*WHAT TO WORK ON*
Below are some records. Copy every line in them that holds "surface".

** start PROVIDED RECORDS **

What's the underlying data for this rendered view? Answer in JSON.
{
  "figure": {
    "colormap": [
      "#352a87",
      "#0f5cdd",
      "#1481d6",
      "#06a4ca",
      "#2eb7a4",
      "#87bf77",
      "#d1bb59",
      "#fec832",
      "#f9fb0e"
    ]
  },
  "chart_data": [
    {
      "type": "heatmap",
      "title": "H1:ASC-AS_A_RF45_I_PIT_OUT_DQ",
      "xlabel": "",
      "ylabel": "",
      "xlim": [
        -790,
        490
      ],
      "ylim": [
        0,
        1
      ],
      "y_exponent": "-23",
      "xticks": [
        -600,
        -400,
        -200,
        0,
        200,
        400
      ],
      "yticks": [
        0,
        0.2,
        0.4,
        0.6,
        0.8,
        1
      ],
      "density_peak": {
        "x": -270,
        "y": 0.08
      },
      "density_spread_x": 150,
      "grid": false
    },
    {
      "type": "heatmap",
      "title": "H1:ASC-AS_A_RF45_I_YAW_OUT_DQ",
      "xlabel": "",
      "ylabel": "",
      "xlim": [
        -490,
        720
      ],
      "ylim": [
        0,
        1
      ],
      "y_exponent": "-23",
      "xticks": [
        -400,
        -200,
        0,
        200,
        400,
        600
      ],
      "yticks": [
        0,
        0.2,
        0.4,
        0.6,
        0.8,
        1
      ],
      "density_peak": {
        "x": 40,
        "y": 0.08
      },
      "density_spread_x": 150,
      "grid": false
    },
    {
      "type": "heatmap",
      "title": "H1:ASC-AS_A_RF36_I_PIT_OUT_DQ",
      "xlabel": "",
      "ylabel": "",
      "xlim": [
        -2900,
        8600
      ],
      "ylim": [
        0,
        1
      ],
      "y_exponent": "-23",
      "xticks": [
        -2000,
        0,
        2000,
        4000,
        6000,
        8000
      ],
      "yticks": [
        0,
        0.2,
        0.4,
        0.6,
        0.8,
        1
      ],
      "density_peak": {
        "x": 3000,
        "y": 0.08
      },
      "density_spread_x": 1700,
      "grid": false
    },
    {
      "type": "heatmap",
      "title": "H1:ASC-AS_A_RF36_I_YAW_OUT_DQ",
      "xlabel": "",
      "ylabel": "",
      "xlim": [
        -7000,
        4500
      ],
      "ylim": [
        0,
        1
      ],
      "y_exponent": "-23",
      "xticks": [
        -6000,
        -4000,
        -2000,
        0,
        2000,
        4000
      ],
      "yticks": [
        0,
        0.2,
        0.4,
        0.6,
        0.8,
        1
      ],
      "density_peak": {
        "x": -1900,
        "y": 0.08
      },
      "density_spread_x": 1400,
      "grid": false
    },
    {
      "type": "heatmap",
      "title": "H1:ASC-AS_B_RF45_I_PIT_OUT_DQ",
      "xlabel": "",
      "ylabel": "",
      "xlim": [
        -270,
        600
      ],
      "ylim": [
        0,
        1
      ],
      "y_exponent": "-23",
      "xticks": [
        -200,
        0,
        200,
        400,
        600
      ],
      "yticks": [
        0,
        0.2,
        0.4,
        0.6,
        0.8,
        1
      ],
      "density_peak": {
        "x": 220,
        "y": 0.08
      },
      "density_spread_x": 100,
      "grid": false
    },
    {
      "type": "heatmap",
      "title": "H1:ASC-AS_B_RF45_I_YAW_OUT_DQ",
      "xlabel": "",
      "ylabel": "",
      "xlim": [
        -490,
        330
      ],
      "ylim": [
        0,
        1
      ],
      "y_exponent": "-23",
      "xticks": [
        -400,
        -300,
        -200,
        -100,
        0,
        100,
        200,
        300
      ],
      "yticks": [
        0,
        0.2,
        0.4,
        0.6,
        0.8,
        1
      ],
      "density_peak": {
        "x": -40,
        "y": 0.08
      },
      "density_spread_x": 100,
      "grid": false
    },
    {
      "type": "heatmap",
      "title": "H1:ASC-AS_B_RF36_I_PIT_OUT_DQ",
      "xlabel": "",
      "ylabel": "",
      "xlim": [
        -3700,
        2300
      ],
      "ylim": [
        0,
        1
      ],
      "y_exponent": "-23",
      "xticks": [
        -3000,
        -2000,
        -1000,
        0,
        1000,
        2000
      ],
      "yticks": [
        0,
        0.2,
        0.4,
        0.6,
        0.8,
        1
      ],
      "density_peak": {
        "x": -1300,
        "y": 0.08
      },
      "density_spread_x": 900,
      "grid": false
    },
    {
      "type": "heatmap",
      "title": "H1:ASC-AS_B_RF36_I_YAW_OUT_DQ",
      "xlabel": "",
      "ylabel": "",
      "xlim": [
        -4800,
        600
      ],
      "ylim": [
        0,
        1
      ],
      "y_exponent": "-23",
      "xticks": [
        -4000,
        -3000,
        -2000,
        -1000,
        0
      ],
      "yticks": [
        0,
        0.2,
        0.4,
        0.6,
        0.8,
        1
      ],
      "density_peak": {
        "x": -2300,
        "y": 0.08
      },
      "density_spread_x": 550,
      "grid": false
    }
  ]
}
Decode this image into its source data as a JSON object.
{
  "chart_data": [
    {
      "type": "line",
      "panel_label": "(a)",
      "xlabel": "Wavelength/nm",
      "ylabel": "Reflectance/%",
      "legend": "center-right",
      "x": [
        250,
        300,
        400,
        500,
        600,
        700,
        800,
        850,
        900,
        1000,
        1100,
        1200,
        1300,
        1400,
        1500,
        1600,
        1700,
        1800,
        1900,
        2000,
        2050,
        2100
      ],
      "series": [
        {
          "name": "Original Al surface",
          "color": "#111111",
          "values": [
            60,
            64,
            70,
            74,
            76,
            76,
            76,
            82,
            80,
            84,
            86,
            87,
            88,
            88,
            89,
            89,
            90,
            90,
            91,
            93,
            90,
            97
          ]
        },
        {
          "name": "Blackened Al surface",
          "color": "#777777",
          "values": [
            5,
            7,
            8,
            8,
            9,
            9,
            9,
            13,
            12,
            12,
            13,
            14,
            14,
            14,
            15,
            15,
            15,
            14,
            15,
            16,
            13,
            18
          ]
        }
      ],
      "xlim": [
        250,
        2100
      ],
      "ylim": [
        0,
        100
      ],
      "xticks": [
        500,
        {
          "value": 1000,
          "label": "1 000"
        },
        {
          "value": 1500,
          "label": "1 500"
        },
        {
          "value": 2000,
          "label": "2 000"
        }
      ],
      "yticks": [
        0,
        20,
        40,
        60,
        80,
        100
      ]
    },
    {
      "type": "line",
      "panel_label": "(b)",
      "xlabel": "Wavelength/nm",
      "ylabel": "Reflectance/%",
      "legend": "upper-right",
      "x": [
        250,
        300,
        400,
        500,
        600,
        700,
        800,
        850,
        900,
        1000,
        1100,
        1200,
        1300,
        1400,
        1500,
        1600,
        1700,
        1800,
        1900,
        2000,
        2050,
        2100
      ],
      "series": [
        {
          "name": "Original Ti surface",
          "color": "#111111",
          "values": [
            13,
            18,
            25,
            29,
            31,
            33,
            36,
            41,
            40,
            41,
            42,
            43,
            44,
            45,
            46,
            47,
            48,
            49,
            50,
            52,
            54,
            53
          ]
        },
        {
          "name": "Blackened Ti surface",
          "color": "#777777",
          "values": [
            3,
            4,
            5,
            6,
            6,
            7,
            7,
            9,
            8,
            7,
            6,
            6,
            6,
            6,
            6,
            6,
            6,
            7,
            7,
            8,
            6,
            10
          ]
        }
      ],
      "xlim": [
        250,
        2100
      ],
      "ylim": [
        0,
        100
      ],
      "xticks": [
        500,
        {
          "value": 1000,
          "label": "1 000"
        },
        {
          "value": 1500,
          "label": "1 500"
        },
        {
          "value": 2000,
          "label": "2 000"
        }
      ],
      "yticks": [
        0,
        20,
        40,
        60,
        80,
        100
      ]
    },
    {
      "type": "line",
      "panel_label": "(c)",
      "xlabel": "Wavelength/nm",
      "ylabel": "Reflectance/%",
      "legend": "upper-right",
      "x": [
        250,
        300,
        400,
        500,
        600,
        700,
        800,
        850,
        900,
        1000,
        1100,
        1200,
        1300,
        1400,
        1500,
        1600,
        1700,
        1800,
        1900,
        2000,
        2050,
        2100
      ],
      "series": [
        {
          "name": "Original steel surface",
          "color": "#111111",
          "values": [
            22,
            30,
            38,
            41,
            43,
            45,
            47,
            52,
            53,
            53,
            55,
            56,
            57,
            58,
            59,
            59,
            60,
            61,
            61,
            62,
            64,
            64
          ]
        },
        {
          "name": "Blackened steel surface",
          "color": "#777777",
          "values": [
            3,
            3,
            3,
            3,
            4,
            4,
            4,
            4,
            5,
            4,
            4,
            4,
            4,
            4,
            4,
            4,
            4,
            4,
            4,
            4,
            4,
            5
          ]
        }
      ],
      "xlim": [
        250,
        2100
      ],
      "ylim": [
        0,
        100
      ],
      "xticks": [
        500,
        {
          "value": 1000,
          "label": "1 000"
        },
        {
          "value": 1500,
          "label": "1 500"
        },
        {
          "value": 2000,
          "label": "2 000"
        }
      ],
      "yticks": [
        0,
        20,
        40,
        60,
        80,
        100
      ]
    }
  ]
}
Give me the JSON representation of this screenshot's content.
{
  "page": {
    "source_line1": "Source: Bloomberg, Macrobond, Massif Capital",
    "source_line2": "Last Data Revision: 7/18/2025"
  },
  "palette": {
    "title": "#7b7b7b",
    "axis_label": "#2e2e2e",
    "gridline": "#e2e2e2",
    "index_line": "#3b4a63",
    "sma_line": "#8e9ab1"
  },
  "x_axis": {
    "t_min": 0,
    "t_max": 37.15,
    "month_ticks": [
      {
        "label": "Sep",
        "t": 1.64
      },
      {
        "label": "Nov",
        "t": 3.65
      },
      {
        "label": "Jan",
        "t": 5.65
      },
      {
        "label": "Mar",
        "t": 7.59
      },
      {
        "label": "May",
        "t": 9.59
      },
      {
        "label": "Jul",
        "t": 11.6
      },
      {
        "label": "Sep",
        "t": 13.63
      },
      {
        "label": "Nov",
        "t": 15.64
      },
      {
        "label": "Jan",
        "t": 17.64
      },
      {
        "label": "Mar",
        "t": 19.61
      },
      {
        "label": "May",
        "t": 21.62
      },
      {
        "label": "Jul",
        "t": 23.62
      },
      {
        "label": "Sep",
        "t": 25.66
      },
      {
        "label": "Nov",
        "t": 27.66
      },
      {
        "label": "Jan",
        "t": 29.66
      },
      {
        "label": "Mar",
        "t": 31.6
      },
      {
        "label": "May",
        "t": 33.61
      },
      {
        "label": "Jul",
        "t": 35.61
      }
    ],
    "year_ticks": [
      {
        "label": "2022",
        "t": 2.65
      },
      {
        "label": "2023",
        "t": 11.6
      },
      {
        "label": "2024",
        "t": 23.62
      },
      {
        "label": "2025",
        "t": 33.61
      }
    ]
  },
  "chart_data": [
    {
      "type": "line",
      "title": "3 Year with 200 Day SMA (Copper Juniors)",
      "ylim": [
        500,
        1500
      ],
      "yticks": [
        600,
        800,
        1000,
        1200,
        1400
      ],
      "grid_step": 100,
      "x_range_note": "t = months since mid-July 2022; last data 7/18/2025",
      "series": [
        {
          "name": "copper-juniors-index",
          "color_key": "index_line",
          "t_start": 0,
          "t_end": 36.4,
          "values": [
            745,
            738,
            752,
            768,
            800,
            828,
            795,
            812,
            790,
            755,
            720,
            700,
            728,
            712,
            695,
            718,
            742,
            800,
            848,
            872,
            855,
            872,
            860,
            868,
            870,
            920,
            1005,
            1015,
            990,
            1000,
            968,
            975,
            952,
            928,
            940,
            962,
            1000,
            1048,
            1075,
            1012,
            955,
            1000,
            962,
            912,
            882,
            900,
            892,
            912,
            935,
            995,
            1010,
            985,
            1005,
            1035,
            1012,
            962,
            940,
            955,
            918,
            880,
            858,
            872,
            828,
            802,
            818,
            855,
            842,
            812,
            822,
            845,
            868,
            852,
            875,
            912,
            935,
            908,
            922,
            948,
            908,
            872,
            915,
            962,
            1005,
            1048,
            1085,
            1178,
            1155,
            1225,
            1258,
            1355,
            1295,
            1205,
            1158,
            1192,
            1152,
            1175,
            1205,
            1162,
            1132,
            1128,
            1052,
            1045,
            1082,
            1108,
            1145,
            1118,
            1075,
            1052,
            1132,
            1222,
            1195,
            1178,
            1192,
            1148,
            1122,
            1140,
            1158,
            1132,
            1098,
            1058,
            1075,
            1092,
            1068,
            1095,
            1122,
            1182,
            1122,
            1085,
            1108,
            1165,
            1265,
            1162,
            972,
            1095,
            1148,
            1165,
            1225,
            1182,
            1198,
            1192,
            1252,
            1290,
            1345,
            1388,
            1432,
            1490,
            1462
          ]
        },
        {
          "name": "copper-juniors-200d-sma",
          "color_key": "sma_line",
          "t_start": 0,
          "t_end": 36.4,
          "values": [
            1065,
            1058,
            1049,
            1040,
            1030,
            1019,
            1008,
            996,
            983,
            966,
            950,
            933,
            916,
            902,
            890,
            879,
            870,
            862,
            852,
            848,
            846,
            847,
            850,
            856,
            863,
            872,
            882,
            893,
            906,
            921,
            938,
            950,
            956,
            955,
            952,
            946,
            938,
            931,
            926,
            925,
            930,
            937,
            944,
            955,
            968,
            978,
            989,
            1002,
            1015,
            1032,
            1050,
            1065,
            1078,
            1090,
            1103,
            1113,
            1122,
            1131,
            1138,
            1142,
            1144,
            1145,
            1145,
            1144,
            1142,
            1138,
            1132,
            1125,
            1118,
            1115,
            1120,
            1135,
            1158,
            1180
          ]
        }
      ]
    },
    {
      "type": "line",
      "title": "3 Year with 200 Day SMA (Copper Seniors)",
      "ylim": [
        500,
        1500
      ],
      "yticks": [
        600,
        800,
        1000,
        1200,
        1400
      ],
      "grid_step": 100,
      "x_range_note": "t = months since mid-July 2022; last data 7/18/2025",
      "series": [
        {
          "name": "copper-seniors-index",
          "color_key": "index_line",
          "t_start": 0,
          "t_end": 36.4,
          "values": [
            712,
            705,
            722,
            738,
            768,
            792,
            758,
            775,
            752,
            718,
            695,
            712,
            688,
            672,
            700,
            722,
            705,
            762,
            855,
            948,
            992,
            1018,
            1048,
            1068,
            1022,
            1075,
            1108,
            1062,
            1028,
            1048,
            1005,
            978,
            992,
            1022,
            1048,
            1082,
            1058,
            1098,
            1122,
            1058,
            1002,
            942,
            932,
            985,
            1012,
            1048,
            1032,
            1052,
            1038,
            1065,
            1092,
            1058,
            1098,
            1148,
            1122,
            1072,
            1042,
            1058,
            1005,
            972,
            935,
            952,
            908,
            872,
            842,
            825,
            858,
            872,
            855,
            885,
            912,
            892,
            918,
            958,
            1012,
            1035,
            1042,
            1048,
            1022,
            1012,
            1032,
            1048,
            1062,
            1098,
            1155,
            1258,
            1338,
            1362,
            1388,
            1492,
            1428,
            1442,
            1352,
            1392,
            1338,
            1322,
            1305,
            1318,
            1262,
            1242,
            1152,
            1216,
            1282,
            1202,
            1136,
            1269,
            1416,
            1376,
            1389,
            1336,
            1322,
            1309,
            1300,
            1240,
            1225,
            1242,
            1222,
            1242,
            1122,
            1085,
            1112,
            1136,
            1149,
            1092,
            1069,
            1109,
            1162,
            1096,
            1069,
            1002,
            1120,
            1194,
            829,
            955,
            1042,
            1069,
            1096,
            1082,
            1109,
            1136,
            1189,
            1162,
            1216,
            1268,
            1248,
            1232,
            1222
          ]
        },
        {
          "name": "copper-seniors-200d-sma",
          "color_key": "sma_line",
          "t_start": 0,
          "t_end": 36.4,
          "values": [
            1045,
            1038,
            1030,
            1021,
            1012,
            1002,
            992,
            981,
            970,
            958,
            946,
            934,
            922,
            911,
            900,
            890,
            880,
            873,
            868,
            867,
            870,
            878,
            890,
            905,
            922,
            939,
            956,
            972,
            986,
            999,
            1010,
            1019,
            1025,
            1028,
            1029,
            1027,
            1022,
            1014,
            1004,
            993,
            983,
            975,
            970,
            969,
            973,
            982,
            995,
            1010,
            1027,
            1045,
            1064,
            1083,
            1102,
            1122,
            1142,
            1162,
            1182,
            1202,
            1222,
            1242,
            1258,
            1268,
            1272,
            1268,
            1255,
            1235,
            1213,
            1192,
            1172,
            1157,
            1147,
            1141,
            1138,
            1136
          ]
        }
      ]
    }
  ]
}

** end PROVIDED RECORDS **

*TASK RESPONSE*
          "name": "Original Al surface",
          "name": "Blackened Al surface",
          "name": "Original Ti surface",
          "name": "Blackened Ti surface",
          "name": "Original steel surface",
          "name": "Blackened steel surface",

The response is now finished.